# Required task
Omit all pictures. Copy the rest of the material exactly.

Items from a figure collection
** start **
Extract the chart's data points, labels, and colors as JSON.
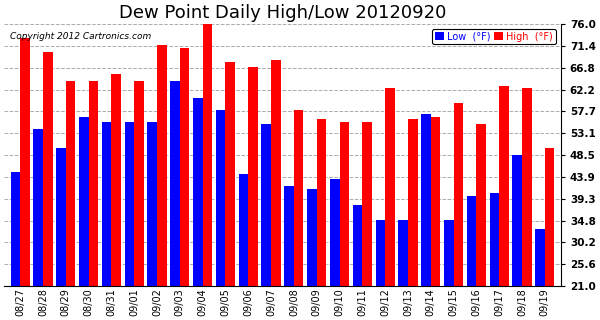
{
  "title": "Dew Point Daily High/Low 20120920",
  "copyright": "Copyright 2012 Cartronics.com",
  "dates": [
    "08/27",
    "08/28",
    "08/29",
    "08/30",
    "08/31",
    "09/01",
    "09/02",
    "09/03",
    "09/04",
    "09/05",
    "09/06",
    "09/07",
    "09/08",
    "09/09",
    "09/10",
    "09/11",
    "09/12",
    "09/13",
    "09/14",
    "09/15",
    "09/16",
    "09/17",
    "09/18",
    "09/19"
  ],
  "high": [
    73.0,
    70.0,
    64.0,
    64.0,
    65.5,
    64.0,
    71.5,
    71.0,
    76.0,
    68.0,
    67.0,
    68.5,
    58.0,
    56.0,
    55.5,
    55.5,
    62.5,
    56.0,
    56.5,
    59.5,
    55.0,
    63.0,
    62.5,
    50.0
  ],
  "low": [
    45.0,
    54.0,
    50.0,
    56.5,
    55.5,
    55.5,
    55.5,
    64.0,
    60.5,
    58.0,
    44.5,
    55.0,
    42.0,
    41.5,
    43.5,
    38.0,
    35.0,
    35.0,
    57.0,
    35.0,
    40.0,
    40.5,
    48.5,
    33.0
  ],
  "ylim": [
    21.0,
    76.0
  ],
  "yticks": [
    21.0,
    25.6,
    30.2,
    34.8,
    39.3,
    43.9,
    48.5,
    53.1,
    57.7,
    62.2,
    66.8,
    71.4,
    76.0
  ],
  "high_color": "#ff0000",
  "low_color": "#0000ff",
  "bg_color": "#ffffff",
  "grid_color": "#888888",
  "title_fontsize": 13,
  "bar_width": 0.42
}
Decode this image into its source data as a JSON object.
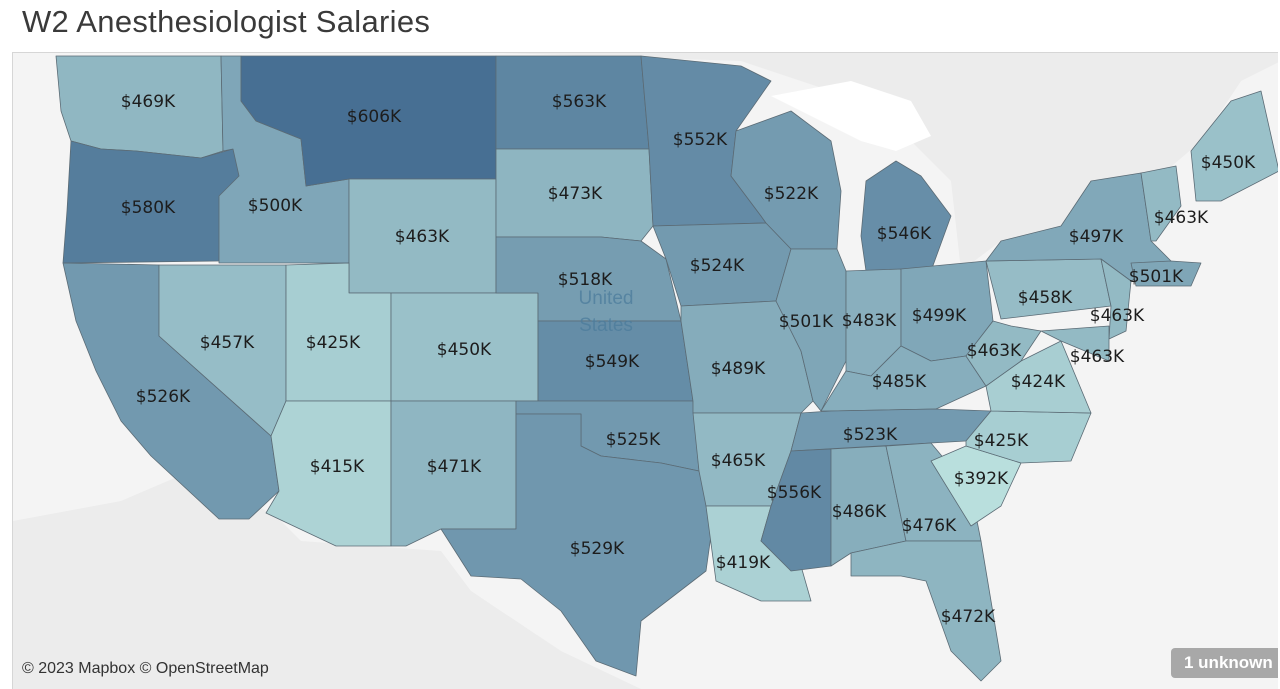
{
  "title": "W2 Anesthesiologist Salaries",
  "attribution": "© 2023 Mapbox © OpenStreetMap",
  "unknown_badge": "1 unknown",
  "basemap_labels": {
    "country_line1": "United",
    "country_line2": "States"
  },
  "colors": {
    "low": "#b9dfdd",
    "high": "#476f93",
    "border": "#5b6b75",
    "land": "#ececec",
    "water": "#ffffff"
  },
  "states": [
    {
      "name": "Washington",
      "value": 469,
      "label": "$469K"
    },
    {
      "name": "Oregon",
      "value": 580,
      "label": "$580K"
    },
    {
      "name": "California",
      "value": 526,
      "label": "$526K"
    },
    {
      "name": "Idaho",
      "value": 500,
      "label": "$500K"
    },
    {
      "name": "Nevada",
      "value": 457,
      "label": "$457K"
    },
    {
      "name": "Montana",
      "value": 606,
      "label": "$606K"
    },
    {
      "name": "Wyoming",
      "value": 463,
      "label": "$463K"
    },
    {
      "name": "Utah",
      "value": 425,
      "label": "$425K"
    },
    {
      "name": "Arizona",
      "value": 415,
      "label": "$415K"
    },
    {
      "name": "Colorado",
      "value": 450,
      "label": "$450K"
    },
    {
      "name": "New Mexico",
      "value": 471,
      "label": "$471K"
    },
    {
      "name": "North Dakota",
      "value": 563,
      "label": "$563K"
    },
    {
      "name": "South Dakota",
      "value": 473,
      "label": "$473K"
    },
    {
      "name": "Nebraska",
      "value": 518,
      "label": "$518K"
    },
    {
      "name": "Kansas",
      "value": 549,
      "label": "$549K"
    },
    {
      "name": "Oklahoma",
      "value": 525,
      "label": "$525K"
    },
    {
      "name": "Texas",
      "value": 529,
      "label": "$529K"
    },
    {
      "name": "Minnesota",
      "value": 552,
      "label": "$552K"
    },
    {
      "name": "Iowa",
      "value": 524,
      "label": "$524K"
    },
    {
      "name": "Missouri",
      "value": 489,
      "label": "$489K"
    },
    {
      "name": "Arkansas",
      "value": 465,
      "label": "$465K"
    },
    {
      "name": "Louisiana",
      "value": 419,
      "label": "$419K"
    },
    {
      "name": "Wisconsin",
      "value": 522,
      "label": "$522K"
    },
    {
      "name": "Illinois",
      "value": 501,
      "label": "$501K"
    },
    {
      "name": "Michigan",
      "value": 546,
      "label": "$546K"
    },
    {
      "name": "Indiana",
      "value": 483,
      "label": "$483K"
    },
    {
      "name": "Ohio",
      "value": 499,
      "label": "$499K"
    },
    {
      "name": "Kentucky",
      "value": 485,
      "label": "$485K"
    },
    {
      "name": "Tennessee",
      "value": 523,
      "label": "$523K"
    },
    {
      "name": "Mississippi",
      "value": 556,
      "label": "$556K"
    },
    {
      "name": "Alabama",
      "value": 486,
      "label": "$486K"
    },
    {
      "name": "Georgia",
      "value": 476,
      "label": "$476K"
    },
    {
      "name": "Florida",
      "value": 472,
      "label": "$472K"
    },
    {
      "name": "South Carolina",
      "value": 392,
      "label": "$392K"
    },
    {
      "name": "North Carolina",
      "value": 425,
      "label": "$425K"
    },
    {
      "name": "Virginia",
      "value": 424,
      "label": "$424K"
    },
    {
      "name": "West Virginia",
      "value": 463,
      "label": "$463K"
    },
    {
      "name": "Pennsylvania",
      "value": 458,
      "label": "$458K"
    },
    {
      "name": "New York",
      "value": 497,
      "label": "$497K"
    },
    {
      "name": "New Jersey",
      "value": 463,
      "label": "$463K"
    },
    {
      "name": "Maryland",
      "value": 463,
      "label": "$463K"
    },
    {
      "name": "Connecticut",
      "value": 501,
      "label": "$501K"
    },
    {
      "name": "Vermont",
      "value": 463,
      "label": "$463K"
    },
    {
      "name": "Maine",
      "value": 450,
      "label": "$450K"
    }
  ]
}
** end **
# Written reply
Extract the chart's data points, labels, and colors as JSON.
{
  "title": "Dew Point Daily High/Low 20120920",
  "copyright": "Copyright 2012 Cartronics.com",
  "dates": [
    "08/27",
    "08/28",
    "08/29",
    "08/30",
    "08/31",
    "09/01",
    "09/02",
    "09/03",
    "09/04",
    "09/05",
    "09/06",
    "09/07",
    "09/08",
    "09/09",
    "09/10",
    "09/11",
    "09/12",
    "09/13",
    "09/14",
    "09/15",
    "09/16",
    "09/17",
    "09/18",
    "09/19"
  ],
  "high": [
    73.0,
    70.0,
    64.0,
    64.0,
    65.5,
    64.0,
    71.5,
    71.0,
    76.0,
    68.0,
    67.0,
    68.5,
    58.0,
    56.0,
    55.5,
    55.5,
    62.5,
    56.0,
    56.5,
    59.5,
    55.0,
    63.0,
    62.5,
    50.0
  ],
  "low": [
    45.0,
    54.0,
    50.0,
    56.5,
    55.5,
    55.5,
    55.5,
    64.0,
    60.5,
    58.0,
    44.5,
    55.0,
    42.0,
    41.5,
    43.5,
    38.0,
    35.0,
    35.0,
    57.0,
    35.0,
    40.0,
    40.5,
    48.5,
    33.0
  ],
  "ylim": [
    21.0,
    76.0
  ],
  "yticks": [
    21.0,
    25.6,
    30.2,
    34.8,
    39.3,
    43.9,
    48.5,
    53.1,
    57.7,
    62.2,
    66.8,
    71.4,
    76.0
  ],
  "high_color": "#ff0000",
  "low_color": "#0000ff",
  "bg_color": "#ffffff",
  "grid_color": "#888888",
  "title_fontsize": 13,
  "bar_width": 0.42
}
Decode this image into its source data as a JSON object.
{
  "title": "W2 Anesthesiologist Salaries",
  "attribution": "© 2023 Mapbox © OpenStreetMap",
  "unknown_badge": "1 unknown",
  "basemap_labels": {
    "country_line1": "United",
    "country_line2": "States"
  },
  "colors": {
    "low": "#b9dfdd",
    "high": "#476f93",
    "border": "#5b6b75",
    "land": "#ececec",
    "water": "#ffffff"
  },
  "states": [
    {
      "name": "Washington",
      "value": 469,
      "label": "$469K"
    },
    {
      "name": "Oregon",
      "value": 580,
      "label": "$580K"
    },
    {
      "name": "California",
      "value": 526,
      "label": "$526K"
    },
    {
      "name": "Idaho",
      "value": 500,
      "label": "$500K"
    },
    {
      "name": "Nevada",
      "value": 457,
      "label": "$457K"
    },
    {
      "name": "Montana",
      "value": 606,
      "label": "$606K"
    },
    {
      "name": "Wyoming",
      "value": 463,
      "label": "$463K"
    },
    {
      "name": "Utah",
      "value": 425,
      "label": "$425K"
    },
    {
      "name": "Arizona",
      "value": 415,
      "label": "$415K"
    },
    {
      "name": "Colorado",
      "value": 450,
      "label": "$450K"
    },
    {
      "name": "New Mexico",
      "value": 471,
      "label": "$471K"
    },
    {
      "name": "North Dakota",
      "value": 563,
      "label": "$563K"
    },
    {
      "name": "South Dakota",
      "value": 473,
      "label": "$473K"
    },
    {
      "name": "Nebraska",
      "value": 518,
      "label": "$518K"
    },
    {
      "name": "Kansas",
      "value": 549,
      "label": "$549K"
    },
    {
      "name": "Oklahoma",
      "value": 525,
      "label": "$525K"
    },
    {
      "name": "Texas",
      "value": 529,
      "label": "$529K"
    },
    {
      "name": "Minnesota",
      "value": 552,
      "label": "$552K"
    },
    {
      "name": "Iowa",
      "value": 524,
      "label": "$524K"
    },
    {
      "name": "Missouri",
      "value": 489,
      "label": "$489K"
    },
    {
      "name": "Arkansas",
      "value": 465,
      "label": "$465K"
    },
    {
      "name": "Louisiana",
      "value": 419,
      "label": "$419K"
    },
    {
      "name": "Wisconsin",
      "value": 522,
      "label": "$522K"
    },
    {
      "name": "Illinois",
      "value": 501,
      "label": "$501K"
    },
    {
      "name": "Michigan",
      "value": 546,
      "label": "$546K"
    },
    {
      "name": "Indiana",
      "value": 483,
      "label": "$483K"
    },
    {
      "name": "Ohio",
      "value": 499,
      "label": "$499K"
    },
    {
      "name": "Kentucky",
      "value": 485,
      "label": "$485K"
    },
    {
      "name": "Tennessee",
      "value": 523,
      "label": "$523K"
    },
    {
      "name": "Mississippi",
      "value": 556,
      "label": "$556K"
    },
    {
      "name": "Alabama",
      "value": 486,
      "label": "$486K"
    },
    {
      "name": "Georgia",
      "value": 476,
      "label": "$476K"
    },
    {
      "name": "Florida",
      "value": 472,
      "label": "$472K"
    },
    {
      "name": "South Carolina",
      "value": 392,
      "label": "$392K"
    },
    {
      "name": "North Carolina",
      "value": 425,
      "label": "$425K"
    },
    {
      "name": "Virginia",
      "value": 424,
      "label": "$424K"
    },
    {
      "name": "West Virginia",
      "value": 463,
      "label": "$463K"
    },
    {
      "name": "Pennsylvania",
      "value": 458,
      "label": "$458K"
    },
    {
      "name": "New York",
      "value": 497,
      "label": "$497K"
    },
    {
      "name": "New Jersey",
      "value": 463,
      "label": "$463K"
    },
    {
      "name": "Maryland",
      "value": 463,
      "label": "$463K"
    },
    {
      "name": "Connecticut",
      "value": 501,
      "label": "$501K"
    },
    {
      "name": "Vermont",
      "value": 463,
      "label": "$463K"
    },
    {
      "name": "Maine",
      "value": 450,
      "label": "$450K"
    }
  ]
}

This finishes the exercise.